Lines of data
—————
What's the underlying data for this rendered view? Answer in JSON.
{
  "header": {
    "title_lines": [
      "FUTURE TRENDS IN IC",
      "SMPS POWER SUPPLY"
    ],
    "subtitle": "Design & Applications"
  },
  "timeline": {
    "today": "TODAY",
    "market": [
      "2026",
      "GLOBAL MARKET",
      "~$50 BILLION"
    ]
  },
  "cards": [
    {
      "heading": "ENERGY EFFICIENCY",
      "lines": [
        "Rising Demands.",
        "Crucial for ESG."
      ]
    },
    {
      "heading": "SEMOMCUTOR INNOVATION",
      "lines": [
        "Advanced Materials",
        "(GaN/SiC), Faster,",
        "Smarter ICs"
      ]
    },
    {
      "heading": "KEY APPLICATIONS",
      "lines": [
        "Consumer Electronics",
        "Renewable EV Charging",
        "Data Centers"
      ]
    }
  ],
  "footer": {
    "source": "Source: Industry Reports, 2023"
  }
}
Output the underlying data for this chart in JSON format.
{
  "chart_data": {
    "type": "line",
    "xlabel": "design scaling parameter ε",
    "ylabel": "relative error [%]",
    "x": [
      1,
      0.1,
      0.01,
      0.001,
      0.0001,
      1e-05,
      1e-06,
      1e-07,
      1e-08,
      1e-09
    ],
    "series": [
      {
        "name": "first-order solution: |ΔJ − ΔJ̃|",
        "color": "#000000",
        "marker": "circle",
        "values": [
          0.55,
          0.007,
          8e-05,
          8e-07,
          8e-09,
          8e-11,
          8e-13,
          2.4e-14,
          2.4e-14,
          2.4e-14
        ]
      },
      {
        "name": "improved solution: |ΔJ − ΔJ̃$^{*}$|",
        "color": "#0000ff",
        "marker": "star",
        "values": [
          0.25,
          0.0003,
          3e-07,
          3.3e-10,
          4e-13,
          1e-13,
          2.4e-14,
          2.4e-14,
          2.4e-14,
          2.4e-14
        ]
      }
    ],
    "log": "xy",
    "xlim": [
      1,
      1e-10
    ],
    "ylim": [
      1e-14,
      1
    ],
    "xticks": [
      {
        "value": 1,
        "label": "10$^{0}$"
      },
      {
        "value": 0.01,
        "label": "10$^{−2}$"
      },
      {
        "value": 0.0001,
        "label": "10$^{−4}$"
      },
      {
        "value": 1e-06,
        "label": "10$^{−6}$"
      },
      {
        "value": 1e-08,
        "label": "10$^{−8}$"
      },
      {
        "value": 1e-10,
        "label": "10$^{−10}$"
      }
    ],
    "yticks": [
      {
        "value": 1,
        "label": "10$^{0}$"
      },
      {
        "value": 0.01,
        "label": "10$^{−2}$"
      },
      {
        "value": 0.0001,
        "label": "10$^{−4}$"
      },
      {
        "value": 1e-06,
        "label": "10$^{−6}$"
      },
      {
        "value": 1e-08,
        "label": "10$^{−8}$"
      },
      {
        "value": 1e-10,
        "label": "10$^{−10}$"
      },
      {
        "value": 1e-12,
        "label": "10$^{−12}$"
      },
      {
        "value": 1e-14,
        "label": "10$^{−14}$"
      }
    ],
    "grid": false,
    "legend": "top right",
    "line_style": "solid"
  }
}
—————
*What to do:*
Find the lines above holding the word "underlying" and show them.

*The reply:*
What's the underlying data for this rendered view? Answer in JSON.
Output the underlying data for this chart in JSON format.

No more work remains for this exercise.